(GIVEN INSTRUCTION) Reproduce the listing exactly and skip over any pictures.

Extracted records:
>> Start

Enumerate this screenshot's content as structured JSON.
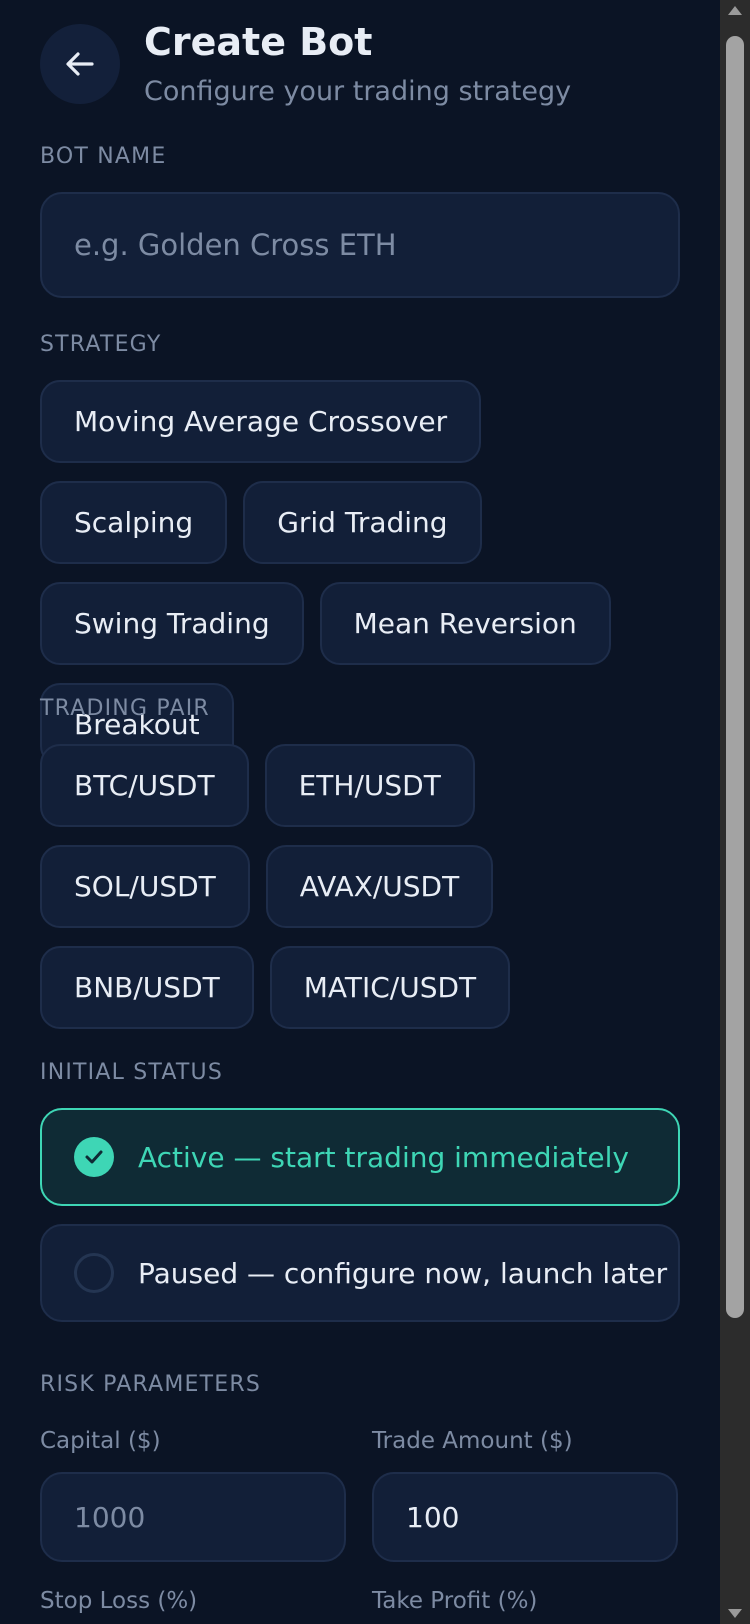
{
  "header": {
    "title": "Create Bot",
    "subtitle": "Configure your trading strategy"
  },
  "bot_name": {
    "label": "BOT NAME",
    "placeholder": "e.g. Golden Cross ETH"
  },
  "strategy": {
    "label": "STRATEGY",
    "options": [
      "Moving Average Crossover",
      "Scalping",
      "Grid Trading",
      "Swing Trading",
      "Mean Reversion",
      "Breakout"
    ]
  },
  "trading_pair": {
    "label": "TRADING PAIR",
    "options": [
      "BTC/USDT",
      "ETH/USDT",
      "SOL/USDT",
      "AVAX/USDT",
      "BNB/USDT",
      "MATIC/USDT"
    ]
  },
  "initial_status": {
    "label": "INITIAL STATUS",
    "active": "Active — start trading immediately",
    "paused": "Paused — configure now, launch later",
    "selected": "active"
  },
  "risk": {
    "label": "RISK PARAMETERS",
    "capital_label": "Capital ($)",
    "capital_value": "1000",
    "trade_amount_label": "Trade Amount ($)",
    "trade_amount_value": "100",
    "stop_loss_label": "Stop Loss (%)",
    "take_profit_label": "Take Profit (%)"
  },
  "colors": {
    "background": "#0b1425",
    "card": "#121f38",
    "accent": "#3ed6b5",
    "muted_text": "#7d8ba3"
  },
  "icons": {
    "back": "arrow-left-icon",
    "check": "check-icon"
  }
}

>> End

(TASK RESPONSE)
Enumerate this screenshot's content as structured JSON.
{
  "header": {
    "title": "Create Bot",
    "subtitle": "Configure your trading strategy"
  },
  "bot_name": {
    "label": "BOT NAME",
    "placeholder": "e.g. Golden Cross ETH"
  },
  "strategy": {
    "label": "STRATEGY",
    "options": [
      "Moving Average Crossover",
      "Scalping",
      "Grid Trading",
      "Swing Trading",
      "Mean Reversion",
      "Breakout"
    ]
  },
  "trading_pair": {
    "label": "TRADING PAIR",
    "options": [
      "BTC/USDT",
      "ETH/USDT",
      "SOL/USDT",
      "AVAX/USDT",
      "BNB/USDT",
      "MATIC/USDT"
    ]
  },
  "initial_status": {
    "label": "INITIAL STATUS",
    "active": "Active — start trading immediately",
    "paused": "Paused — configure now, launch later",
    "selected": "active"
  },
  "risk": {
    "label": "RISK PARAMETERS",
    "capital_label": "Capital ($)",
    "capital_value": "1000",
    "trade_amount_label": "Trade Amount ($)",
    "trade_amount_value": "100",
    "stop_loss_label": "Stop Loss (%)",
    "take_profit_label": "Take Profit (%)"
  },
  "colors": {
    "background": "#0b1425",
    "card": "#121f38",
    "accent": "#3ed6b5",
    "muted_text": "#7d8ba3"
  },
  "icons": {
    "back": "arrow-left-icon",
    "check": "check-icon"
  }
}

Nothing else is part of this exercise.